Excerpts from a figure dataset
——————

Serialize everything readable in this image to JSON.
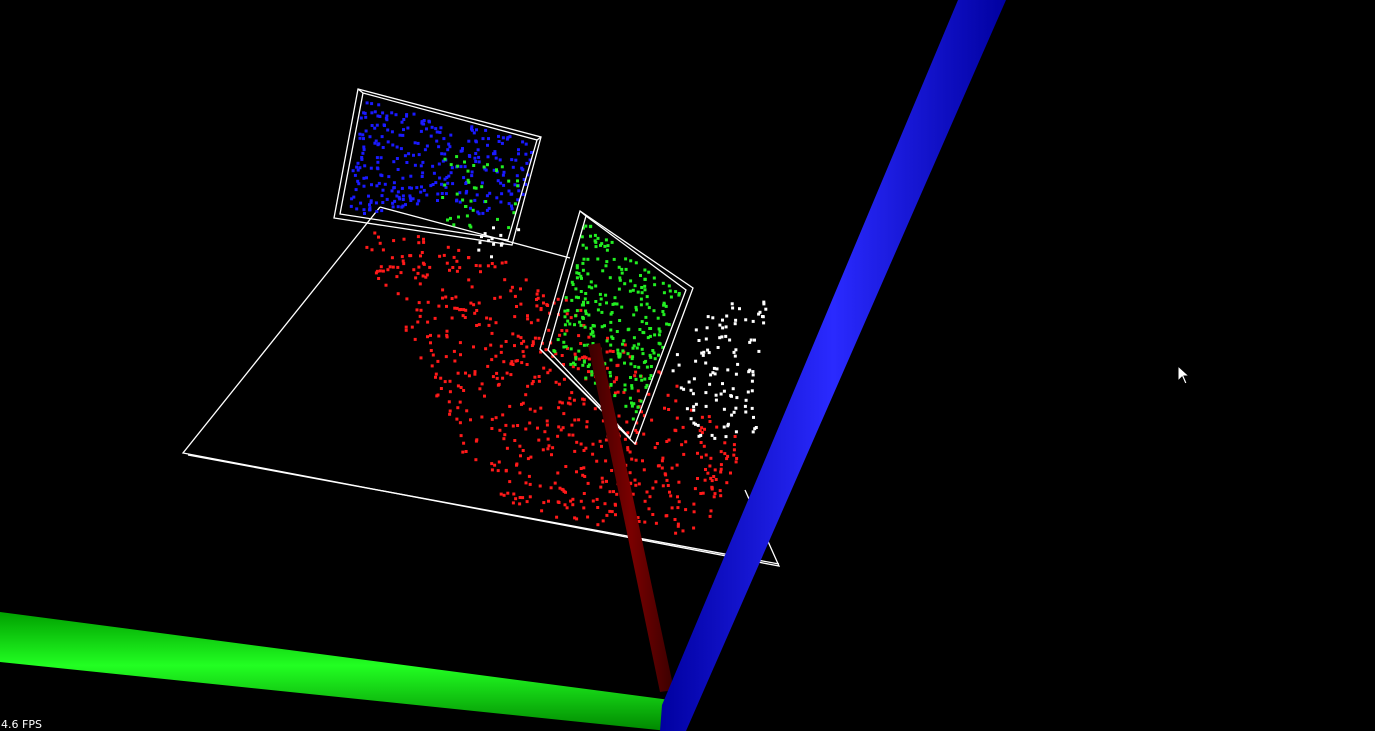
{
  "window": {
    "background": "#000000"
  },
  "hud": {
    "fps_text": "4.6 FPS"
  },
  "scene": {
    "axes": [
      {
        "name": "x-axis",
        "color": "#7a0000"
      },
      {
        "name": "y-axis",
        "color": "#00cc00"
      },
      {
        "name": "z-axis",
        "color": "#0000e0"
      }
    ],
    "wireframe_color": "#ffffff",
    "point_groups": [
      {
        "name": "red-cluster",
        "color": "#ff1a1a"
      },
      {
        "name": "blue-cluster",
        "color": "#1a1aff"
      },
      {
        "name": "green-cluster",
        "color": "#22ee22"
      },
      {
        "name": "white-cluster",
        "color": "#ffffff"
      }
    ]
  },
  "cursor": {
    "icon": "arrow-cursor-icon"
  }
}
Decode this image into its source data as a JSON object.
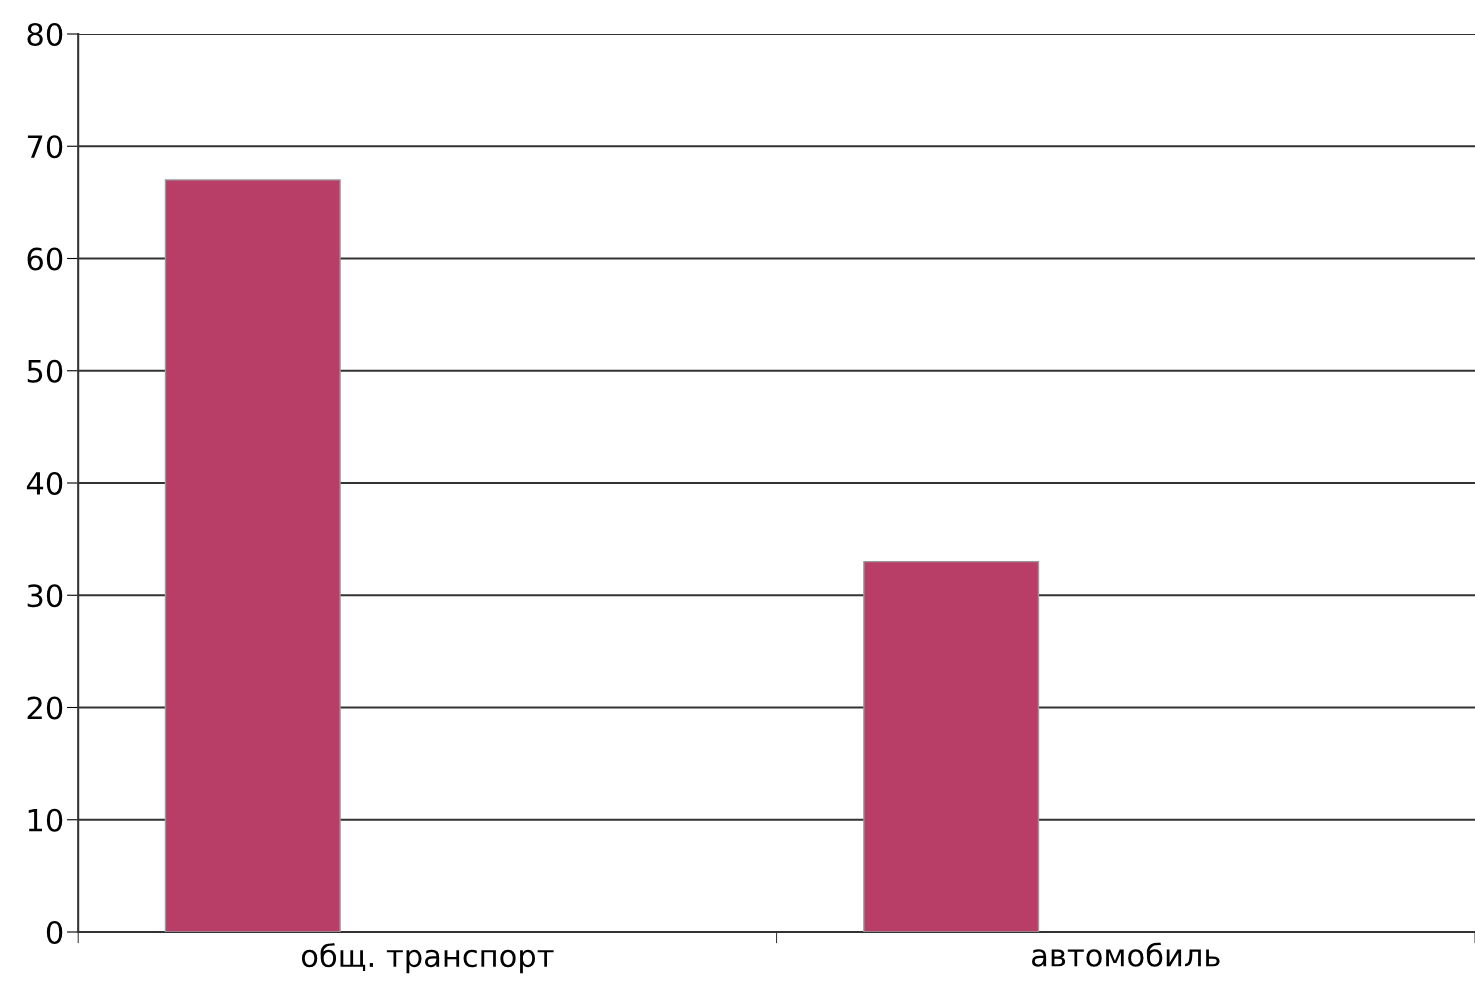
{
  "chart_data": {
    "type": "bar",
    "categories": [
      "общ. транспорт",
      "автомобиль"
    ],
    "values": [
      67,
      33
    ],
    "color": "#b83e67",
    "ylim": [
      0,
      80
    ],
    "yticks": [
      0,
      10,
      20,
      30,
      40,
      50,
      60,
      70,
      80
    ],
    "grid": "y"
  }
}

——————

**The problem:** Set each line of the records down exactly, leaving every picture out.

**Task response:**
Serialize everything readable in this image to JSON.
{
  "window": {
    "background": "#000000"
  },
  "hud": {
    "fps_text": "4.6 FPS"
  },
  "scene": {
    "axes": [
      {
        "name": "x-axis",
        "color": "#7a0000"
      },
      {
        "name": "y-axis",
        "color": "#00cc00"
      },
      {
        "name": "z-axis",
        "color": "#0000e0"
      }
    ],
    "wireframe_color": "#ffffff",
    "point_groups": [
      {
        "name": "red-cluster",
        "color": "#ff1a1a"
      },
      {
        "name": "blue-cluster",
        "color": "#1a1aff"
      },
      {
        "name": "green-cluster",
        "color": "#22ee22"
      },
      {
        "name": "white-cluster",
        "color": "#ffffff"
      }
    ]
  },
  "cursor": {
    "icon": "arrow-cursor-icon"
  }
}
Decode this image into its source data as a JSON object.
{
  "chart_data": {
    "type": "bar",
    "categories": [
      "общ. транспорт",
      "автомобиль"
    ],
    "values": [
      67,
      33
    ],
    "color": "#b83e67",
    "ylim": [
      0,
      80
    ],
    "yticks": [
      0,
      10,
      20,
      30,
      40,
      50,
      60,
      70,
      80
    ],
    "grid": "y"
  }
}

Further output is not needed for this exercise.